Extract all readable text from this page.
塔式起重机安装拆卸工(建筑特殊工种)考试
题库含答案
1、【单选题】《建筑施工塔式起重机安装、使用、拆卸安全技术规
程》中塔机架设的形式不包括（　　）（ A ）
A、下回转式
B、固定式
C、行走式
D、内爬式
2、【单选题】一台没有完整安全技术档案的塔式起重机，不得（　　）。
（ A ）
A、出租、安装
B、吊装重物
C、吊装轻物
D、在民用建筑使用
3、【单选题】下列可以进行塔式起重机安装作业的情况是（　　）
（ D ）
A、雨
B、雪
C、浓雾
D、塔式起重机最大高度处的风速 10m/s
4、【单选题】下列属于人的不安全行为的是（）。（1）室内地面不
------------------------------------------------------------------------
### Written task
Each record above should be returned exactly as it appears.

### Exercise result
Extract all readable text from this page.
塔式起重机安装拆卸工(建筑特殊工种)考试
题库含答案
1、【单选题】《建筑施工塔式起重机安装、使用、拆卸安全技术规
程》中塔机架设的形式不包括（　　）（ A ）
A、下回转式
B、固定式
C、行走式
D、内爬式
2、【单选题】一台没有完整安全技术档案的塔式起重机，不得（　　）。
（ A ）
A、出租、安装
B、吊装重物
C、吊装轻物
D、在民用建筑使用
3、【单选题】下列可以进行塔式起重机安装作业的情况是（　　）
（ D ）
A、雨
B、雪
C、浓雾
D、塔式起重机最大高度处的风速 10m/s
4、【单选题】下列属于人的不安全行为的是（）。（1）室内地面不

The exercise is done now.